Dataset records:
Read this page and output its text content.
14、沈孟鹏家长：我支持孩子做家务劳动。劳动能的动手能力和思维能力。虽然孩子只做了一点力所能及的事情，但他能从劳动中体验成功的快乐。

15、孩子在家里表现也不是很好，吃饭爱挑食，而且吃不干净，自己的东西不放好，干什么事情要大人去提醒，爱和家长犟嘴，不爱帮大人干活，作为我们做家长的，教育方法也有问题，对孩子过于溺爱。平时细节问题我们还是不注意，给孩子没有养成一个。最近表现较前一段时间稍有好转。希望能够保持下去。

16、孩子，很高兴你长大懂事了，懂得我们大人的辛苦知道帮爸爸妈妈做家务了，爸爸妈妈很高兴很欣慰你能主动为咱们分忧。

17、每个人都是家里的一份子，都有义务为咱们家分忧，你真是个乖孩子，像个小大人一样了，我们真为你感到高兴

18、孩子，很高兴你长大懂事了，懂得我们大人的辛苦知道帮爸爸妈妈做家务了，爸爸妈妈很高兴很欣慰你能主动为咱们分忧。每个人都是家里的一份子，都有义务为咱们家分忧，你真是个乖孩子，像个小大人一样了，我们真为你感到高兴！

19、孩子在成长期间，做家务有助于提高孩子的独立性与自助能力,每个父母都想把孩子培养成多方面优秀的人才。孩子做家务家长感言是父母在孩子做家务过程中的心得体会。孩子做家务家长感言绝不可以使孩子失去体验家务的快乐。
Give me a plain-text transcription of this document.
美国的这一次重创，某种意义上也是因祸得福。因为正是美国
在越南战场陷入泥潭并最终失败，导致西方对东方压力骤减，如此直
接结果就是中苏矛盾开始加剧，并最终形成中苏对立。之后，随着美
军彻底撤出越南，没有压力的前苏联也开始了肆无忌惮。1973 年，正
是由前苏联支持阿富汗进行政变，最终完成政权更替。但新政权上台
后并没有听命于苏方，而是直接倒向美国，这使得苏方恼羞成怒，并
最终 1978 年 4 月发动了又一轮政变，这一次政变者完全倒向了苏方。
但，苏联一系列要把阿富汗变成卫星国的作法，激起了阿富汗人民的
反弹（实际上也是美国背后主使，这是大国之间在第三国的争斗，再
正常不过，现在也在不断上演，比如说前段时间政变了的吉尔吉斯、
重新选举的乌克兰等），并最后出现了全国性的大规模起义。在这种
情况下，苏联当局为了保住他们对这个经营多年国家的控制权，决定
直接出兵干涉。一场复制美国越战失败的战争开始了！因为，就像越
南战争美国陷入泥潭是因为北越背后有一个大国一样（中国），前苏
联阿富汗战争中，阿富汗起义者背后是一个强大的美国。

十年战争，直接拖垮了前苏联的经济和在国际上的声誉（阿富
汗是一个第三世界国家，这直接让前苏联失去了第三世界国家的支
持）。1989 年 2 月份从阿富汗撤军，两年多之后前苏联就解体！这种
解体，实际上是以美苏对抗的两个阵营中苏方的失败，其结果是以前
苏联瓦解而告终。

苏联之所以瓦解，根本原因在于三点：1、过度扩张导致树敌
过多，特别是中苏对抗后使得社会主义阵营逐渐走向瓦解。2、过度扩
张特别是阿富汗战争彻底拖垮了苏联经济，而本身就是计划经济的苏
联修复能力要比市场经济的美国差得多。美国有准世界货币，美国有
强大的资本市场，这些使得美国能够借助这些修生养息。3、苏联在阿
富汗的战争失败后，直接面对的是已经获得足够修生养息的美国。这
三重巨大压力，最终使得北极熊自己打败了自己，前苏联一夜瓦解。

Written instruction: Gather each line that holds "我们真为你感到高兴".

Result:
17、每个人都是家里的一份子，都有义务为咱们家分忧，你真是个乖孩子，像个小大人一样了，我们真为你感到高兴
18、孩子，很高兴你长大懂事了，懂得我们大人的辛苦知道帮爸爸妈妈做家务了，爸爸妈妈很高兴很欣慰你能主动为咱们分忧。每个人都是家里的一份子，都有义务为咱们家分忧，你真是个乖孩子，像个小大人一样了，我们真为你感到高兴！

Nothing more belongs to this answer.